• [INFORMATION SUPPLIED]:
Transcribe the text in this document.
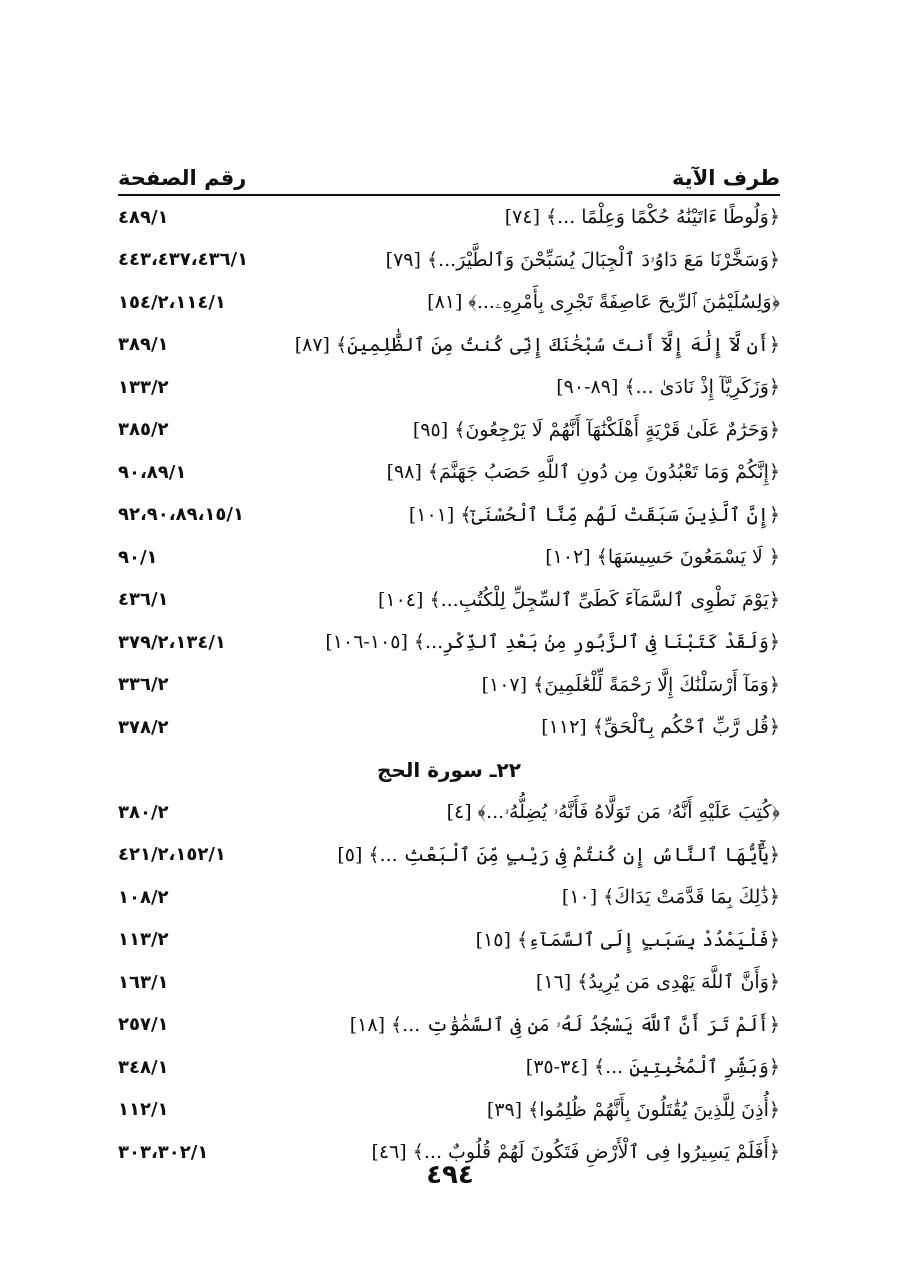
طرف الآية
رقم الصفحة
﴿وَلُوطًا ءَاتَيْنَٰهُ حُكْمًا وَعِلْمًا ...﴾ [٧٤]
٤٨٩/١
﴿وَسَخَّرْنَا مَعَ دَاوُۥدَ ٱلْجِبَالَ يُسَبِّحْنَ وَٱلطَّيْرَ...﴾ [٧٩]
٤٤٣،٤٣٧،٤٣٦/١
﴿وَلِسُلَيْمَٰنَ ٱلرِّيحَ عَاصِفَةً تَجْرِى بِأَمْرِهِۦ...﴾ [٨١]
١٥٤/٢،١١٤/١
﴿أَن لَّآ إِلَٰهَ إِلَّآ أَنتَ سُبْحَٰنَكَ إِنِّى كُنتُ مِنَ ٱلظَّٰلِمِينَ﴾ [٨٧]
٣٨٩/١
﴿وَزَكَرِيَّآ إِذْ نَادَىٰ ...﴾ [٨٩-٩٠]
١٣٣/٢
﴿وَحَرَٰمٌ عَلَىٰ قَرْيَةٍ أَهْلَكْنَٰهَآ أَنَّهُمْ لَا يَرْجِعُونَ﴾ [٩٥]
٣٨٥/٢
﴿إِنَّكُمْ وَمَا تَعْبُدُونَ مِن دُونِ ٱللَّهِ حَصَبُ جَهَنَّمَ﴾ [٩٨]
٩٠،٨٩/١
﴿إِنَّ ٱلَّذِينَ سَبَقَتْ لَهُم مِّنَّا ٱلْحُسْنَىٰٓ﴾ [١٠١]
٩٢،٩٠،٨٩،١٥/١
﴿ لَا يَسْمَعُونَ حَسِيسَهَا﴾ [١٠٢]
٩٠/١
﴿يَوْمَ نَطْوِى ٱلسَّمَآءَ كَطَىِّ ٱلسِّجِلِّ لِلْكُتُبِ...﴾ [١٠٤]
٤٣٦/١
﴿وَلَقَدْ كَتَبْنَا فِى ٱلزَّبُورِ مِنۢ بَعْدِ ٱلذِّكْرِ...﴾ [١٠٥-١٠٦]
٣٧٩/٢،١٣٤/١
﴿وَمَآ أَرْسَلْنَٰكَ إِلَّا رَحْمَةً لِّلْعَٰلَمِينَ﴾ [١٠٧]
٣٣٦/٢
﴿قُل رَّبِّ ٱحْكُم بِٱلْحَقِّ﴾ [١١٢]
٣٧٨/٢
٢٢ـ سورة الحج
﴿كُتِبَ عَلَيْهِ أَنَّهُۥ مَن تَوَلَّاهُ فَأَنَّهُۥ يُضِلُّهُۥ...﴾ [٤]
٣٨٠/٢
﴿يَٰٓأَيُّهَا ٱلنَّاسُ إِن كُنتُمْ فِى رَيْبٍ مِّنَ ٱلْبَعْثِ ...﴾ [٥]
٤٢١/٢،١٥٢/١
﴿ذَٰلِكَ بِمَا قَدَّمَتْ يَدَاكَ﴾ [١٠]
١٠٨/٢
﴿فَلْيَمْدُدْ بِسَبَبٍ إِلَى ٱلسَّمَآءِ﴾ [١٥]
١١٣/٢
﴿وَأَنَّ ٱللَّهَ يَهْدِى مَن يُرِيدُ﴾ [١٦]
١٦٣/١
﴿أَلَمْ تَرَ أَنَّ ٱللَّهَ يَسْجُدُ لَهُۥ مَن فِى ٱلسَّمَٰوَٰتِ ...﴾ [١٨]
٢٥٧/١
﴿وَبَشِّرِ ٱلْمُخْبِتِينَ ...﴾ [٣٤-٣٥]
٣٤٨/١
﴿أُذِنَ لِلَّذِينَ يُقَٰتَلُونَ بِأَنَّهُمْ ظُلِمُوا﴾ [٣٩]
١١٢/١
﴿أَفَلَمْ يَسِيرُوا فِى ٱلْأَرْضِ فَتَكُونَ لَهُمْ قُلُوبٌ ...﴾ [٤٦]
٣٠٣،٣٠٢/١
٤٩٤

• [WRITTEN REQUEST]: Reproduce each line word for word and drop the pictures.

• [THE ANSWER]:
Transcribe the text in this document.
طرف الآية
رقم الصفحة
﴿وَلُوطًا ءَاتَيْنَٰهُ حُكْمًا وَعِلْمًا ...﴾ [٧٤]
٤٨٩/١
﴿وَسَخَّرْنَا مَعَ دَاوُۥدَ ٱلْجِبَالَ يُسَبِّحْنَ وَٱلطَّيْرَ...﴾ [٧٩]
٤٤٣،٤٣٧،٤٣٦/١
﴿وَلِسُلَيْمَٰنَ ٱلرِّيحَ عَاصِفَةً تَجْرِى بِأَمْرِهِۦ...﴾ [٨١]
١٥٤/٢،١١٤/١
﴿أَن لَّآ إِلَٰهَ إِلَّآ أَنتَ سُبْحَٰنَكَ إِنِّى كُنتُ مِنَ ٱلظَّٰلِمِينَ﴾ [٨٧]
٣٨٩/١
﴿وَزَكَرِيَّآ إِذْ نَادَىٰ ...﴾ [٨٩-٩٠]
١٣٣/٢
﴿وَحَرَٰمٌ عَلَىٰ قَرْيَةٍ أَهْلَكْنَٰهَآ أَنَّهُمْ لَا يَرْجِعُونَ﴾ [٩٥]
٣٨٥/٢
﴿إِنَّكُمْ وَمَا تَعْبُدُونَ مِن دُونِ ٱللَّهِ حَصَبُ جَهَنَّمَ﴾ [٩٨]
٩٠،٨٩/١
﴿إِنَّ ٱلَّذِينَ سَبَقَتْ لَهُم مِّنَّا ٱلْحُسْنَىٰٓ﴾ [١٠١]
٩٢،٩٠،٨٩،١٥/١
﴿ لَا يَسْمَعُونَ حَسِيسَهَا﴾ [١٠٢]
٩٠/١
﴿يَوْمَ نَطْوِى ٱلسَّمَآءَ كَطَىِّ ٱلسِّجِلِّ لِلْكُتُبِ...﴾ [١٠٤]
٤٣٦/١
﴿وَلَقَدْ كَتَبْنَا فِى ٱلزَّبُورِ مِنۢ بَعْدِ ٱلذِّكْرِ...﴾ [١٠٥-١٠٦]
٣٧٩/٢،١٣٤/١
﴿وَمَآ أَرْسَلْنَٰكَ إِلَّا رَحْمَةً لِّلْعَٰلَمِينَ﴾ [١٠٧]
٣٣٦/٢
﴿قُل رَّبِّ ٱحْكُم بِٱلْحَقِّ﴾ [١١٢]
٣٧٨/٢
٢٢ـ سورة الحج
﴿كُتِبَ عَلَيْهِ أَنَّهُۥ مَن تَوَلَّاهُ فَأَنَّهُۥ يُضِلُّهُۥ...﴾ [٤]
٣٨٠/٢
﴿يَٰٓأَيُّهَا ٱلنَّاسُ إِن كُنتُمْ فِى رَيْبٍ مِّنَ ٱلْبَعْثِ ...﴾ [٥]
٤٢١/٢،١٥٢/١
﴿ذَٰلِكَ بِمَا قَدَّمَتْ يَدَاكَ﴾ [١٠]
١٠٨/٢
﴿فَلْيَمْدُدْ بِسَبَبٍ إِلَى ٱلسَّمَآءِ﴾ [١٥]
١١٣/٢
﴿وَأَنَّ ٱللَّهَ يَهْدِى مَن يُرِيدُ﴾ [١٦]
١٦٣/١
﴿أَلَمْ تَرَ أَنَّ ٱللَّهَ يَسْجُدُ لَهُۥ مَن فِى ٱلسَّمَٰوَٰتِ ...﴾ [١٨]
٢٥٧/١
﴿وَبَشِّرِ ٱلْمُخْبِتِينَ ...﴾ [٣٤-٣٥]
٣٤٨/١
﴿أُذِنَ لِلَّذِينَ يُقَٰتَلُونَ بِأَنَّهُمْ ظُلِمُوا﴾ [٣٩]
١١٢/١
﴿أَفَلَمْ يَسِيرُوا فِى ٱلْأَرْضِ فَتَكُونَ لَهُمْ قُلُوبٌ ...﴾ [٤٦]
٣٠٣،٣٠٢/١
٤٩٤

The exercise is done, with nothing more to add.